What is needed
Write out every entry exactly as given, but omit the pictures.

Supplied material
===============
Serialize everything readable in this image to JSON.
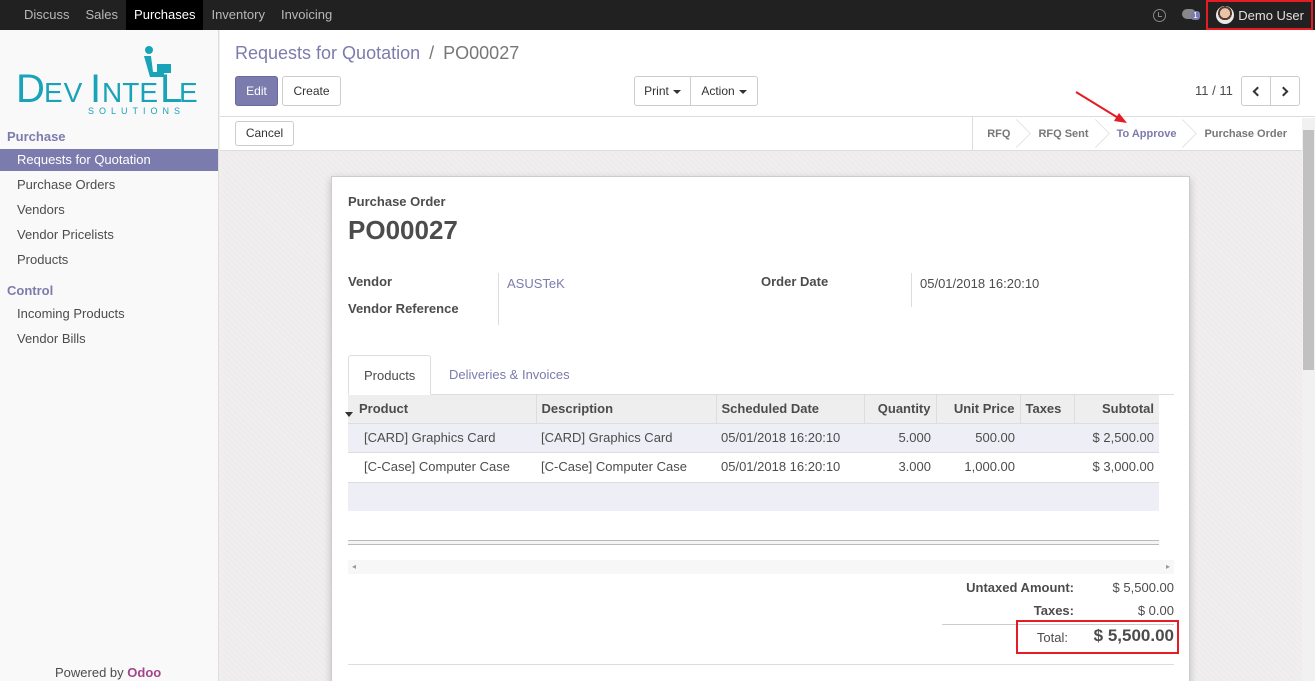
{
  "topbar": {
    "menu": [
      "Discuss",
      "Sales",
      "Purchases",
      "Inventory",
      "Invoicing"
    ],
    "active_menu": "Purchases",
    "chat_count": "1",
    "user_name": "Demo User"
  },
  "sidebar": {
    "logo_text": "DevIntelle",
    "logo_sub": "SOLUTIONS",
    "sections": [
      {
        "title": "Purchase",
        "items": [
          "Requests for Quotation",
          "Purchase Orders",
          "Vendors",
          "Vendor Pricelists",
          "Products"
        ]
      },
      {
        "title": "Control",
        "items": [
          "Incoming Products",
          "Vendor Bills"
        ]
      }
    ],
    "active_item": "Requests for Quotation",
    "powered_prefix": "Powered by",
    "powered_brand": "Odoo"
  },
  "control_panel": {
    "breadcrumb_parent": "Requests for Quotation",
    "breadcrumb_sep": "/",
    "breadcrumb_current": "PO00027",
    "edit_label": "Edit",
    "create_label": "Create",
    "print_label": "Print",
    "action_label": "Action",
    "pager": "11 / 11"
  },
  "statusbar": {
    "cancel_label": "Cancel",
    "stages": [
      "RFQ",
      "RFQ Sent",
      "To Approve",
      "Purchase Order"
    ],
    "current_stage": "To Approve"
  },
  "form": {
    "doc_type": "Purchase Order",
    "name": "PO00027",
    "vendor_label": "Vendor",
    "vendor_value": "ASUSTeK",
    "vendor_ref_label": "Vendor Reference",
    "order_date_label": "Order Date",
    "order_date_value": "05/01/2018 16:20:10",
    "tabs": [
      "Products",
      "Deliveries & Invoices"
    ],
    "columns": [
      "Product",
      "Description",
      "Scheduled Date",
      "Quantity",
      "Unit Price",
      "Taxes",
      "Subtotal"
    ],
    "lines": [
      {
        "product": "[CARD] Graphics Card",
        "description": "[CARD] Graphics Card",
        "date": "05/01/2018 16:20:10",
        "qty": "5.000",
        "price": "500.00",
        "taxes": "",
        "subtotal": "$ 2,500.00"
      },
      {
        "product": "[C-Case] Computer Case",
        "description": "[C-Case] Computer Case",
        "date": "05/01/2018 16:20:10",
        "qty": "3.000",
        "price": "1,000.00",
        "taxes": "",
        "subtotal": "$ 3,000.00"
      }
    ],
    "untaxed_label": "Untaxed Amount:",
    "untaxed_value": "$ 5,500.00",
    "taxes_label": "Taxes:",
    "taxes_value": "$ 0.00",
    "total_label": "Total:",
    "total_value": "$ 5,500.00"
  },
  "colors": {
    "accent": "#7c7bad",
    "highlight_red": "#e41c23",
    "topbar": "#212121"
  }
}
===============
The result
Serialize everything readable in this image to JSON.
{
  "topbar": {
    "menu": [
      "Discuss",
      "Sales",
      "Purchases",
      "Inventory",
      "Invoicing"
    ],
    "active_menu": "Purchases",
    "chat_count": "1",
    "user_name": "Demo User"
  },
  "sidebar": {
    "logo_text": "DevIntelle",
    "logo_sub": "SOLUTIONS",
    "sections": [
      {
        "title": "Purchase",
        "items": [
          "Requests for Quotation",
          "Purchase Orders",
          "Vendors",
          "Vendor Pricelists",
          "Products"
        ]
      },
      {
        "title": "Control",
        "items": [
          "Incoming Products",
          "Vendor Bills"
        ]
      }
    ],
    "active_item": "Requests for Quotation",
    "powered_prefix": "Powered by",
    "powered_brand": "Odoo"
  },
  "control_panel": {
    "breadcrumb_parent": "Requests for Quotation",
    "breadcrumb_sep": "/",
    "breadcrumb_current": "PO00027",
    "edit_label": "Edit",
    "create_label": "Create",
    "print_label": "Print",
    "action_label": "Action",
    "pager": "11 / 11"
  },
  "statusbar": {
    "cancel_label": "Cancel",
    "stages": [
      "RFQ",
      "RFQ Sent",
      "To Approve",
      "Purchase Order"
    ],
    "current_stage": "To Approve"
  },
  "form": {
    "doc_type": "Purchase Order",
    "name": "PO00027",
    "vendor_label": "Vendor",
    "vendor_value": "ASUSTeK",
    "vendor_ref_label": "Vendor Reference",
    "order_date_label": "Order Date",
    "order_date_value": "05/01/2018 16:20:10",
    "tabs": [
      "Products",
      "Deliveries & Invoices"
    ],
    "columns": [
      "Product",
      "Description",
      "Scheduled Date",
      "Quantity",
      "Unit Price",
      "Taxes",
      "Subtotal"
    ],
    "lines": [
      {
        "product": "[CARD] Graphics Card",
        "description": "[CARD] Graphics Card",
        "date": "05/01/2018 16:20:10",
        "qty": "5.000",
        "price": "500.00",
        "taxes": "",
        "subtotal": "$ 2,500.00"
      },
      {
        "product": "[C-Case] Computer Case",
        "description": "[C-Case] Computer Case",
        "date": "05/01/2018 16:20:10",
        "qty": "3.000",
        "price": "1,000.00",
        "taxes": "",
        "subtotal": "$ 3,000.00"
      }
    ],
    "untaxed_label": "Untaxed Amount:",
    "untaxed_value": "$ 5,500.00",
    "taxes_label": "Taxes:",
    "taxes_value": "$ 0.00",
    "total_label": "Total:",
    "total_value": "$ 5,500.00"
  },
  "colors": {
    "accent": "#7c7bad",
    "highlight_red": "#e41c23",
    "topbar": "#212121"
  }
}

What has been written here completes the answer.